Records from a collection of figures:
* begin *

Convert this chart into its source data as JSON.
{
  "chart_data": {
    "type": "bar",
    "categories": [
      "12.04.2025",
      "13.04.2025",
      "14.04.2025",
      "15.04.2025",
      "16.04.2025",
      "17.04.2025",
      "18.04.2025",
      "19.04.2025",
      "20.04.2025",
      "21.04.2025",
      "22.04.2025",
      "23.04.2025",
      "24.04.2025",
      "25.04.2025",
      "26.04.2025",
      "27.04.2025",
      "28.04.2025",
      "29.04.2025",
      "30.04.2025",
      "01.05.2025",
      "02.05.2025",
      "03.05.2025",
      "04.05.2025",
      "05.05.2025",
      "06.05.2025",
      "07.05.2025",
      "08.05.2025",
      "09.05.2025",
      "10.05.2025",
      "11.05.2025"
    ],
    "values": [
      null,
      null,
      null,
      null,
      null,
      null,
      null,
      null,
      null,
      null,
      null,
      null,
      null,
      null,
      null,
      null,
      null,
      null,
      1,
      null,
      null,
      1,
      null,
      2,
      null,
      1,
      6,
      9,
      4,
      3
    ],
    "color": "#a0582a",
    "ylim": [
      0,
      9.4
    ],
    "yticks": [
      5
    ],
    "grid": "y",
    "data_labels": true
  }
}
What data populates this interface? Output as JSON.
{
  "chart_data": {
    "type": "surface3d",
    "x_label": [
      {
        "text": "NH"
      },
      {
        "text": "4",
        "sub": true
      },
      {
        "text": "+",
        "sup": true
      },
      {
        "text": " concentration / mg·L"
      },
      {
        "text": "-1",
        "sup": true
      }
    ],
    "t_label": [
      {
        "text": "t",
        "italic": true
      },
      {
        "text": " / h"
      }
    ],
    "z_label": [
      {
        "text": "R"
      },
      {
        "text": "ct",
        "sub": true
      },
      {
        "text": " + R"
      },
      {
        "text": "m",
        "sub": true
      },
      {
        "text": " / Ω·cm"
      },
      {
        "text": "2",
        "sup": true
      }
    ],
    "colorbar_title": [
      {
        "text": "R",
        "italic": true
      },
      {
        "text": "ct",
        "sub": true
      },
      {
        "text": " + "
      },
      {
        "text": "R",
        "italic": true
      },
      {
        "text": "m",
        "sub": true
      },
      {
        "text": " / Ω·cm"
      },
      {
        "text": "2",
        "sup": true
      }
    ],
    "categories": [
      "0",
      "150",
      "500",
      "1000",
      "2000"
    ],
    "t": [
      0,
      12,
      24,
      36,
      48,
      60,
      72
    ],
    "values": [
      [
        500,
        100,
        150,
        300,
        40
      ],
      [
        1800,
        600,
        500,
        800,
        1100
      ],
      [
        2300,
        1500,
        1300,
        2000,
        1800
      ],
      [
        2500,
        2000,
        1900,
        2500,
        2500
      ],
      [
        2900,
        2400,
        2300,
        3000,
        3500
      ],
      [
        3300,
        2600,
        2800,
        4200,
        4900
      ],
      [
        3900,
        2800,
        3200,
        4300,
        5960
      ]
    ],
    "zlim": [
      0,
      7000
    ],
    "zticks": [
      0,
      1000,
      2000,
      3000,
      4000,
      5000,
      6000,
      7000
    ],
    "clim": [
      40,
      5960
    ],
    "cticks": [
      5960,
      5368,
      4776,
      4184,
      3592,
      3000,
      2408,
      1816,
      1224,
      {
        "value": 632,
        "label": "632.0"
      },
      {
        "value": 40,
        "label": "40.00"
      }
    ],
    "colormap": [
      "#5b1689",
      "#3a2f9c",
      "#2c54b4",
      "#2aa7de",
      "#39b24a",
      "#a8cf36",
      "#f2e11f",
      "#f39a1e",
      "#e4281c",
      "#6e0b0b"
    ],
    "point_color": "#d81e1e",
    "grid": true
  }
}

* end *

Do this
Please repeat the listing above in full and exactly.

Result below
Convert this chart into its source data as JSON.
{
  "chart_data": {
    "type": "bar",
    "categories": [
      "12.04.2025",
      "13.04.2025",
      "14.04.2025",
      "15.04.2025",
      "16.04.2025",
      "17.04.2025",
      "18.04.2025",
      "19.04.2025",
      "20.04.2025",
      "21.04.2025",
      "22.04.2025",
      "23.04.2025",
      "24.04.2025",
      "25.04.2025",
      "26.04.2025",
      "27.04.2025",
      "28.04.2025",
      "29.04.2025",
      "30.04.2025",
      "01.05.2025",
      "02.05.2025",
      "03.05.2025",
      "04.05.2025",
      "05.05.2025",
      "06.05.2025",
      "07.05.2025",
      "08.05.2025",
      "09.05.2025",
      "10.05.2025",
      "11.05.2025"
    ],
    "values": [
      null,
      null,
      null,
      null,
      null,
      null,
      null,
      null,
      null,
      null,
      null,
      null,
      null,
      null,
      null,
      null,
      null,
      null,
      1,
      null,
      null,
      1,
      null,
      2,
      null,
      1,
      6,
      9,
      4,
      3
    ],
    "color": "#a0582a",
    "ylim": [
      0,
      9.4
    ],
    "yticks": [
      5
    ],
    "grid": "y",
    "data_labels": true
  }
}
What data populates this interface? Output as JSON.
{
  "chart_data": {
    "type": "surface3d",
    "x_label": [
      {
        "text": "NH"
      },
      {
        "text": "4",
        "sub": true
      },
      {
        "text": "+",
        "sup": true
      },
      {
        "text": " concentration / mg·L"
      },
      {
        "text": "-1",
        "sup": true
      }
    ],
    "t_label": [
      {
        "text": "t",
        "italic": true
      },
      {
        "text": " / h"
      }
    ],
    "z_label": [
      {
        "text": "R"
      },
      {
        "text": "ct",
        "sub": true
      },
      {
        "text": " + R"
      },
      {
        "text": "m",
        "sub": true
      },
      {
        "text": " / Ω·cm"
      },
      {
        "text": "2",
        "sup": true
      }
    ],
    "colorbar_title": [
      {
        "text": "R",
        "italic": true
      },
      {
        "text": "ct",
        "sub": true
      },
      {
        "text": " + "
      },
      {
        "text": "R",
        "italic": true
      },
      {
        "text": "m",
        "sub": true
      },
      {
        "text": " / Ω·cm"
      },
      {
        "text": "2",
        "sup": true
      }
    ],
    "categories": [
      "0",
      "150",
      "500",
      "1000",
      "2000"
    ],
    "t": [
      0,
      12,
      24,
      36,
      48,
      60,
      72
    ],
    "values": [
      [
        500,
        100,
        150,
        300,
        40
      ],
      [
        1800,
        600,
        500,
        800,
        1100
      ],
      [
        2300,
        1500,
        1300,
        2000,
        1800
      ],
      [
        2500,
        2000,
        1900,
        2500,
        2500
      ],
      [
        2900,
        2400,
        2300,
        3000,
        3500
      ],
      [
        3300,
        2600,
        2800,
        4200,
        4900
      ],
      [
        3900,
        2800,
        3200,
        4300,
        5960
      ]
    ],
    "zlim": [
      0,
      7000
    ],
    "zticks": [
      0,
      1000,
      2000,
      3000,
      4000,
      5000,
      6000,
      7000
    ],
    "clim": [
      40,
      5960
    ],
    "cticks": [
      5960,
      5368,
      4776,
      4184,
      3592,
      3000,
      2408,
      1816,
      1224,
      {
        "value": 632,
        "label": "632.0"
      },
      {
        "value": 40,
        "label": "40.00"
      }
    ],
    "colormap": [
      "#5b1689",
      "#3a2f9c",
      "#2c54b4",
      "#2aa7de",
      "#39b24a",
      "#a8cf36",
      "#f2e11f",
      "#f39a1e",
      "#e4281c",
      "#6e0b0b"
    ],
    "point_color": "#d81e1e",
    "grid": true
  }
}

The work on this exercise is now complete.